**Material for this task**

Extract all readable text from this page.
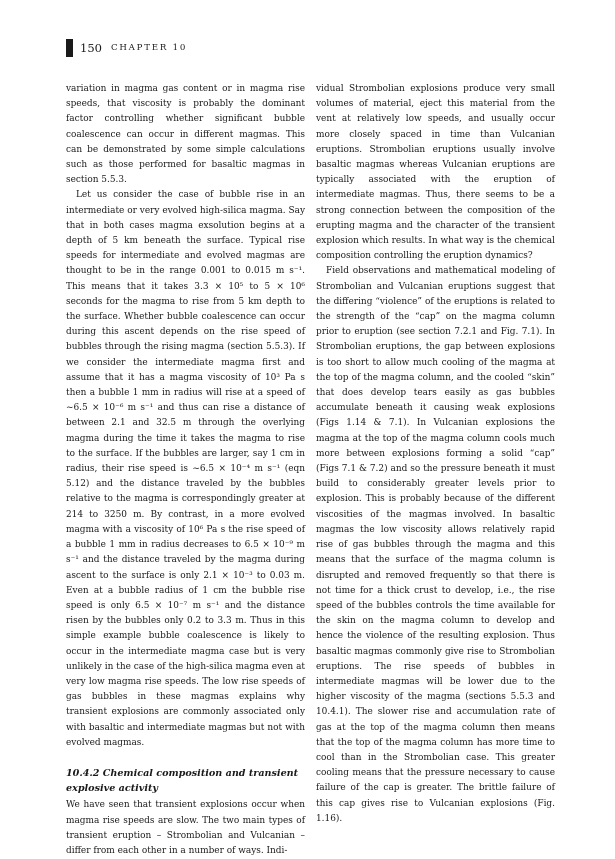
150 CHAPTER 10

variation in magma gas content or in magma rise speeds, that viscosity is probably the dominant factor controlling whether significant bubble coalescence can occur in different magmas. This can be demonstrated by some simple calculations such as those performed for basaltic magmas in section 5.5.3.

Let us consider the case of bubble rise in an intermediate or very evolved high-silica magma. Say that in both cases magma exsolution begins at a depth of 5 km beneath the surface. Typical rise speeds for intermediate and evolved magmas are thought to be in the range 0.001 to 0.015 m s⁻¹. This means that it takes 3.3 × 10⁵ to 5 × 10⁶ seconds for the magma to rise from 5 km depth to the surface. Whether bubble coalescence can occur during this ascent depends on the rise speed of bubbles through the rising magma (section 5.5.3). If we consider the intermediate magma first and assume that it has a magma viscosity of 10³ Pa s then a bubble 1 mm in radius will rise at a speed of ~6.5 × 10⁻⁶ m s⁻¹ and thus can rise a distance of between 2.1 and 32.5 m through the overlying magma during the time it takes the magma to rise to the surface. If the bubbles are larger, say 1 cm in radius, their rise speed is ~6.5 × 10⁻⁴ m s⁻¹ (eqn 5.12) and the distance traveled by the bubbles relative to the magma is correspondingly greater at 214 to 3250 m. By contrast, in a more evolved magma with a viscosity of 10⁶ Pa s the rise speed of a bubble 1 mm in radius decreases to 6.5 × 10⁻⁹ m s⁻¹ and the distance traveled by the magma during ascent to the surface is only 2.1 × 10⁻³ to 0.03 m. Even at a bubble radius of 1 cm the bubble rise speed is only 6.5 × 10⁻⁷ m s⁻¹ and the distance risen by the bubbles only 0.2 to 3.3 m. Thus in this simple example bubble coalescence is likely to occur in the intermediate magma case but is very unlikely in the case of the high-silica magma even at very low magma rise speeds. The low rise speeds of gas bubbles in these magmas explains why transient explosions are commonly associated only with basaltic and intermediate magmas but not with evolved magmas.

10.4.2 Chemical composition and transient explosive activity

We have seen that transient explosions occur when magma rise speeds are slow. The two main types of transient eruption – Strombolian and Vulcanian – differ from each other in a number of ways. Indi-

vidual Strombolian explosions produce very small volumes of material, eject this material from the vent at relatively low speeds, and usually occur more closely spaced in time than Vulcanian eruptions. Strombolian eruptions usually involve basaltic magmas whereas Vulcanian eruptions are typically associated with the eruption of intermediate magmas. Thus, there seems to be a strong connection between the composition of the erupting magma and the character of the transient explosion which results. In what way is the chemical composition controlling the eruption dynamics?

Field observations and mathematical modeling of Strombolian and Vulcanian eruptions suggest that the differing “violence” of the eruptions is related to the strength of the “cap” on the magma column prior to eruption (see section 7.2.1 and Fig. 7.1). In Strombolian eruptions, the gap between explosions is too short to allow much cooling of the magma at the top of the magma column, and the cooled “skin” that does develop tears easily as gas bubbles accumulate beneath it causing weak explosions (Figs 1.14 & 7.1). In Vulcanian explosions the magma at the top of the magma column cools much more between explosions forming a solid “cap” (Figs 7.1 & 7.2) and so the pressure beneath it must build to considerably greater levels prior to explosion. This is probably because of the different viscosities of the magmas involved. In basaltic magmas the low viscosity allows relatively rapid rise of gas bubbles through the magma and this means that the surface of the magma column is disrupted and removed frequently so that there is not time for a thick crust to develop, i.e., the rise speed of the bubbles controls the time available for the skin on the magma column to develop and hence the violence of the resulting explosion. Thus basaltic magmas commonly give rise to Strombolian eruptions. The rise speeds of bubbles in intermediate magmas will be lower due to the higher viscosity of the magma (sections 5.5.3 and 10.4.1). The slower rise and accumulation rate of gas at the top of the magma column then means that the top of the magma column has more time to cool than in the Strombolian case. This greater cooling means that the pressure necessary to cause failure of the cap is greater. The brittle failure of this cap gives rise to Vulcanian explosions (Fig. 1.16).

**Brief**
Filter the records above for "controlling" and copy every matching line.

**The reply**
variation in magma gas content or in magma rise speeds, that viscosity is probably the dominant factor controlling whether significant bubble coalescence can occur in different magmas. This can be demonstrated by some simple calculations such as those performed for basaltic magmas in section 5.5.3.
vidual Strombolian explosions produce very small volumes of material, eject this material from the vent at relatively low speeds, and usually occur more closely spaced in time than Vulcanian eruptions. Strombolian eruptions usually involve basaltic magmas whereas Vulcanian eruptions are typically associated with the eruption of intermediate magmas. Thus, there seems to be a strong connection between the composition of the erupting magma and the character of the transient explosion which results. In what way is the chemical composition controlling the eruption dynamics?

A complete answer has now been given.